OBJECTIF DE LA TÂCHE:
Extrayez de l'extrait sur l'enseignement de l'éthique le passage commençant par « En effet, les » et s'achevant par « et des affaires. », sans y apporter la moindre modification.

Le secteur public aussi

En effet, les questions d'éthique se posent en permanence, à tous les niveaux et dans toutes les fonctions, pas seulement en entreprise, mais aussi dans les organisations publiques. Pour gérer au mieux les conflits auxquels ils seront confrontés dans la vie active, les étudiants doivent comprendre les enjeux, maîtriser les techniques et le langage, savoir ce qu'est un comité d'éthique, le développement durable, une charte éthique, les parties prenantes, la place des actionnaires dans les décisions (share holders) par rapport aux autres parties prenantes (stake holders). Tout cadre aura à gérer des conflits et à résoudre des problèmes d'ordre éthique. À la limite, tous les cours devraient comporter un volet éthique, mais il faut aussi un cours (ou à l'université un module, voire un diplôme complémentaire) en éthique économique et des affaires.

Que faut-il enseigner ?

La grande faiblesse des enseignements en éthique des affaires - faiblesse qui se retrouve dans l'entreprise, par exemple dans le contenu des chartes éthiques -, c'est l'absence de réflexion sur l'arrière-plan de l'éthique, c'est-à-dire sur ses fondements philosophiques et anthropologiques. Il faut savoir ce qu'est l'homme, sa dignité, ses droits fondamentaux et ses devoirs pour comprendre les enjeux éthiques. Il faut aussi avoir quelques notions de la façon dont les économistes ont intégré l'éthique dans leurs réflexions, en se souvenant par exemple que le père de l'économie politique, Adam Smith, était au départ professeur de philosophie morale. Il faut y ajouter quelques notions sur les fondements religieux de l'éthique, parce que nos morales contemporaines, largement laïcisées, ont souvent un fondement religieux, notamment le décalogue (ne pas voler, ne pas désirer le bien d'autrui, ne pas tuer...), qui rejoint largement la morale naturelle, inscrite dans le cœur de chacun. En outre, le développement de l'islam en France renouvelle l'importance des questions liées à la morale religieuse, même au sein des entreprises.

DONNÉES FOURNIES:
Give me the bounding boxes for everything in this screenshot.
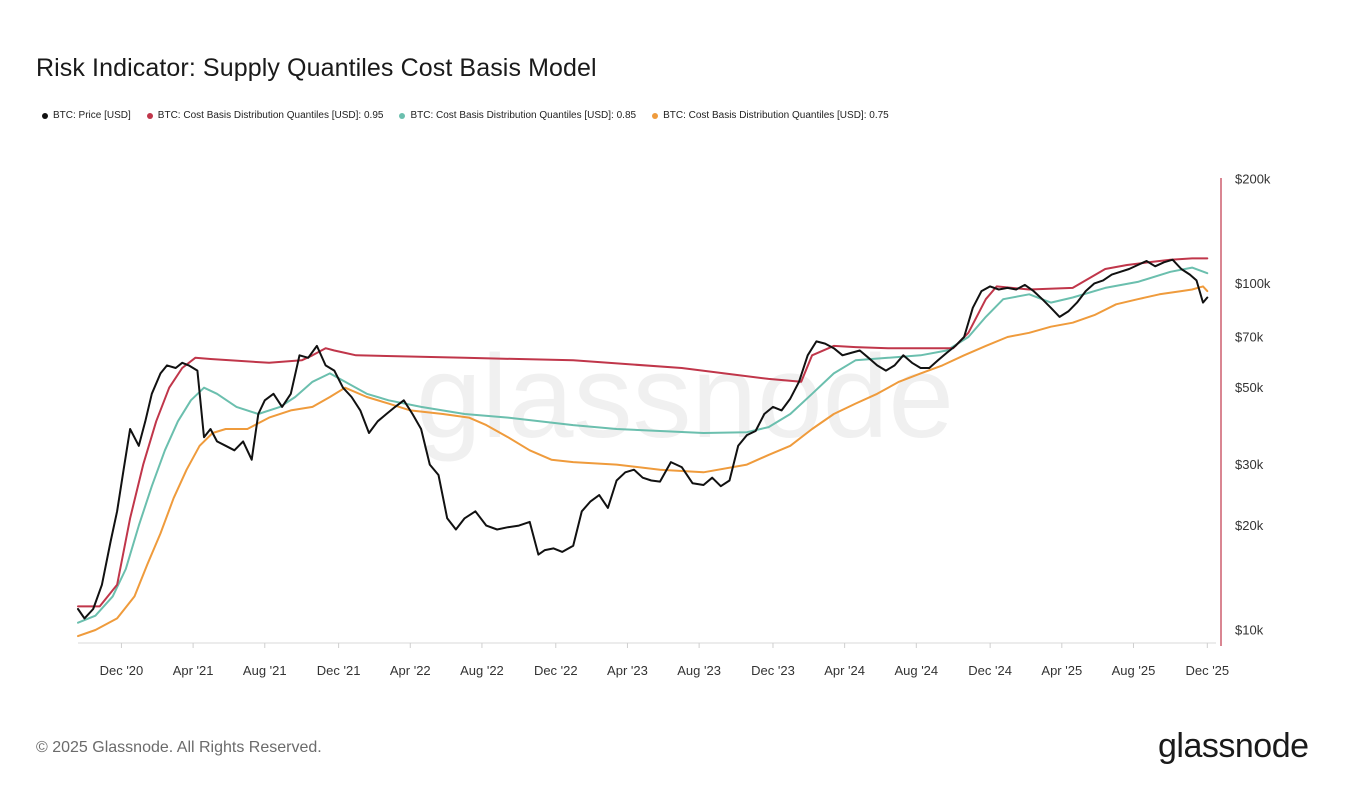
x-tick-label: Apr '23 xyxy=(607,663,648,678)
legend-item-price[interactable]: BTC: Price [USD] xyxy=(42,110,131,121)
series-line-price[interactable] xyxy=(77,258,1209,620)
glassnode-logo: glassnode xyxy=(1158,727,1309,765)
legend-item-q85[interactable]: BTC: Cost Basis Distribution Quantiles [… xyxy=(399,110,636,121)
legend-dot-q95 xyxy=(146,112,153,119)
x-tick-label: Aug '22 xyxy=(460,663,504,678)
legend-dot-price xyxy=(42,112,48,119)
series-line-q95[interactable] xyxy=(77,257,1209,608)
x-tick-label: Dec '20 xyxy=(100,663,144,678)
x-tick-label: Aug '23 xyxy=(677,663,721,678)
legend-label-q75: BTC: Cost Basis Distribution Quantiles [… xyxy=(663,110,889,121)
watermark: glassnode xyxy=(416,331,954,463)
y-tick-label: $30k xyxy=(1235,457,1264,472)
x-tick-label: Apr '22 xyxy=(390,663,431,678)
x-tick-label: Dec '23 xyxy=(751,663,795,678)
legend: BTC: Price [USD] BTC: Cost Basis Distrib… xyxy=(42,110,889,121)
x-tick-label: Apr '21 xyxy=(173,663,214,678)
x-tick-label: Dec '25 xyxy=(1185,663,1229,678)
y-tick-label: $200k xyxy=(1235,172,1271,187)
x-tick-label: Aug '25 xyxy=(1112,663,1156,678)
y-tick-label: $100k xyxy=(1235,276,1271,291)
series-lines xyxy=(77,257,1209,638)
x-tick-label: Dec '22 xyxy=(534,663,578,678)
chart-canvas[interactable]: glassnode Dec '20 Apr '21 Aug '21 Dec '21 Ap… xyxy=(0,0,1358,700)
legend-label-q95: BTC: Cost Basis Distribution Quantiles [… xyxy=(157,110,384,121)
legend-dot-q85 xyxy=(399,112,406,119)
x-tick-label: Apr '24 xyxy=(824,663,865,678)
legend-label-q85: BTC: Cost Basis Distribution Quantiles [… xyxy=(410,110,637,121)
series-line-q85[interactable] xyxy=(77,266,1209,624)
copyright: © 2025 Glassnode. All Rights Reserved. xyxy=(36,739,322,756)
x-axis: Dec '20 Apr '21 Aug '21 Dec '21 Apr '22 Aug '… xyxy=(78,642,1229,678)
legend-item-q95[interactable]: BTC: Cost Basis Distribution Quantiles [… xyxy=(146,110,384,121)
legend-label-price: BTC: Price [USD] xyxy=(53,110,131,121)
series-line-q75[interactable] xyxy=(77,285,1209,638)
y-tick-label: $70k xyxy=(1235,330,1264,345)
x-tick-label: Aug '24 xyxy=(894,663,938,678)
x-tick-label: Aug '21 xyxy=(243,663,287,678)
chart-title: Risk Indicator: Supply Quantiles Cost Ba… xyxy=(36,54,597,82)
legend-dot-q75 xyxy=(652,112,659,119)
x-tick-label: Dec '24 xyxy=(968,663,1012,678)
legend-item-q75[interactable]: BTC: Cost Basis Distribution Quantiles [… xyxy=(652,110,889,121)
x-tick-label: Apr '25 xyxy=(1041,663,1082,678)
y-tick-label: $10k xyxy=(1235,623,1264,638)
y-axis: $200k $100k $70k $50k $30k $20k $10k xyxy=(1220,172,1271,646)
y-tick-label: $50k xyxy=(1235,380,1264,395)
y-tick-label: $20k xyxy=(1235,518,1264,533)
x-tick-label: Dec '21 xyxy=(317,663,361,678)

SOLUTION DU PROBLÈME:
En effet, les questions d'éthique se posent en permanence, à tous les niveaux et dans toutes les fonctions, pas seulement en entreprise, mais aussi dans les organisations publiques. Pour gérer au mieux les conflits auxquels ils seront confrontés dans la vie active, les étudiants doivent comprendre les enjeux, maîtriser les techniques et le langage, savoir ce qu'est un comité d'éthique, le développement durable, une charte éthique, les parties prenantes, la place des actionnaires dans les décisions (share holders) par rapport aux autres parties prenantes (stake holders). Tout cadre aura à gérer des conflits et à résoudre des problèmes d'ordre éthique. À la limite, tous les cours devraient comporter un volet éthique, mais il faut aussi un cours (ou à l'université un module, voire un diplôme complémentaire) en éthique économique et des affaires.